From the records below, copy every line that contains the word "symbol".

====== Data supplied ======

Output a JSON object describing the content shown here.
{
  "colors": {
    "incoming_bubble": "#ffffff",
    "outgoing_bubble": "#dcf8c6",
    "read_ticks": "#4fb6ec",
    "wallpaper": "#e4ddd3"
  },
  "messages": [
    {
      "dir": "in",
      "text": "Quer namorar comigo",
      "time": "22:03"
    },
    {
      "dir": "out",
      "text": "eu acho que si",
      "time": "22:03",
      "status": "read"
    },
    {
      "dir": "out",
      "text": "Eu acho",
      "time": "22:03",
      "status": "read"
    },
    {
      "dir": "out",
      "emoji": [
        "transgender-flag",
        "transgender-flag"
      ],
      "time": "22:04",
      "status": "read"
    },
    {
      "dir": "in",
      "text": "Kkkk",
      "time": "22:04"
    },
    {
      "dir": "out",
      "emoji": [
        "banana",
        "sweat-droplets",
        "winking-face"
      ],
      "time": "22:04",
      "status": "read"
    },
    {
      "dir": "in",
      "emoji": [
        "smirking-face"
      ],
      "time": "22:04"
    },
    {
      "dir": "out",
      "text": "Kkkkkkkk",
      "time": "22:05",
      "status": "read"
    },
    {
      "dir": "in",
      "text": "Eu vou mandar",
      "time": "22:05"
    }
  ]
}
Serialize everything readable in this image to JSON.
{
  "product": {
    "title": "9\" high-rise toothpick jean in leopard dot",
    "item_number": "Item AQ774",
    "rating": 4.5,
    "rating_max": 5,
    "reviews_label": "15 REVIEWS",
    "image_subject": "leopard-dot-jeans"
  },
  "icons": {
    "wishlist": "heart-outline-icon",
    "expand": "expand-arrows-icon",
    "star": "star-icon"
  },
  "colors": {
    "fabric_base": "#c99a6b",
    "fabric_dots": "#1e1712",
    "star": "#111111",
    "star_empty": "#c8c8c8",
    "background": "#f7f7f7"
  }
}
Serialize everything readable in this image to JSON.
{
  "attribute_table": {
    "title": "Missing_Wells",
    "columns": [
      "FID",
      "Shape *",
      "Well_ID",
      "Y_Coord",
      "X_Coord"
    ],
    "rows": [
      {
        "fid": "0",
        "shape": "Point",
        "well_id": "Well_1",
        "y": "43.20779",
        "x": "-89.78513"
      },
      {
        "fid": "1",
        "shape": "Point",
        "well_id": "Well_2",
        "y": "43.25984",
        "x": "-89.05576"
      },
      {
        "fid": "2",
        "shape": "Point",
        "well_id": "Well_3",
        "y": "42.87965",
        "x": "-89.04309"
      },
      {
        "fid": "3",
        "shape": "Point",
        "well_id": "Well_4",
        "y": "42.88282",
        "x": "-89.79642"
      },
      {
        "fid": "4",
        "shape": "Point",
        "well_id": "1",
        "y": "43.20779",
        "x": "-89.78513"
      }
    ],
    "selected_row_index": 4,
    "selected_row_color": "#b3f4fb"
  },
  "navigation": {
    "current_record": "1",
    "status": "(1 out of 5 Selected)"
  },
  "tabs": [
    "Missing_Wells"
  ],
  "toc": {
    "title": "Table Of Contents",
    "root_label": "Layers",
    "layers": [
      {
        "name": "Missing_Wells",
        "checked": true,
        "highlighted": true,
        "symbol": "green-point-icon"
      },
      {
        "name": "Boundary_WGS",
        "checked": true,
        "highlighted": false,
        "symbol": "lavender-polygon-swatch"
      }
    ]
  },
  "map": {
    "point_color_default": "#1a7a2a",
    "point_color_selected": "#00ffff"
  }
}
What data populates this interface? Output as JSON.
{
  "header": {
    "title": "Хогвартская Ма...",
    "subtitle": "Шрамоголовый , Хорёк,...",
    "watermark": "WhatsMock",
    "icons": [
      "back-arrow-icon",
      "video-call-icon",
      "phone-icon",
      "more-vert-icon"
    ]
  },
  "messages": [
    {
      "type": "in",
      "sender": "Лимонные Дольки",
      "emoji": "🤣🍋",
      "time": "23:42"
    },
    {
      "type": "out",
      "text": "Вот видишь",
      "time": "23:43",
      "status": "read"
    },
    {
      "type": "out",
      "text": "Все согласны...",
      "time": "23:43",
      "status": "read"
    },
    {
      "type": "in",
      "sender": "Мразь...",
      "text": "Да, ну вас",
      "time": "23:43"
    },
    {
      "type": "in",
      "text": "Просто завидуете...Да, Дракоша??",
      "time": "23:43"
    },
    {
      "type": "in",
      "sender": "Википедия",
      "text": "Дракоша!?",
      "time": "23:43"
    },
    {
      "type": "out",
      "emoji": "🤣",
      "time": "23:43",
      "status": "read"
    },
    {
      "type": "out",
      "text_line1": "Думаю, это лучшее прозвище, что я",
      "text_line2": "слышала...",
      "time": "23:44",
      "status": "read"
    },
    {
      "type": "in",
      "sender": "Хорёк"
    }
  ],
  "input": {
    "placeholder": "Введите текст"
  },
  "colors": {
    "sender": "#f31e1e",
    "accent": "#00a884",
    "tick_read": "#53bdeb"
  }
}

======
====== Data supplied ======

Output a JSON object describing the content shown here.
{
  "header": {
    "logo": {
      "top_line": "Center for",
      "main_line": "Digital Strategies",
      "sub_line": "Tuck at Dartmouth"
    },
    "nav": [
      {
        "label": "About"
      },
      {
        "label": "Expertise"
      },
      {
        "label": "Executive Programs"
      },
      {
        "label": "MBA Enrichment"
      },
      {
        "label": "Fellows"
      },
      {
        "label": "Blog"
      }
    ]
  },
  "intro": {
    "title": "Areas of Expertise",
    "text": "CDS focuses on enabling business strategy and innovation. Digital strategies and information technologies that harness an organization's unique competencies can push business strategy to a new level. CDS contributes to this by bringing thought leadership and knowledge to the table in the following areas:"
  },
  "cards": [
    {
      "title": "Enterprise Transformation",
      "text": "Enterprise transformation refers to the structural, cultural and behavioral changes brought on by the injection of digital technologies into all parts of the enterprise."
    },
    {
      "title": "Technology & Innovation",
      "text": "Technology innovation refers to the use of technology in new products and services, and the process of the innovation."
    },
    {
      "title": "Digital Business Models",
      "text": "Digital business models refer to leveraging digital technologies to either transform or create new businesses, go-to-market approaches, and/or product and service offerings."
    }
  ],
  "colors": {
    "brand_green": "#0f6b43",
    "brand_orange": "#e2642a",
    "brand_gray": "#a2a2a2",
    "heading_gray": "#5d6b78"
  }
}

======

◆ **Finished exercise**:
        "symbol": "green-point-icon"
        "symbol": "lavender-polygon-swatch"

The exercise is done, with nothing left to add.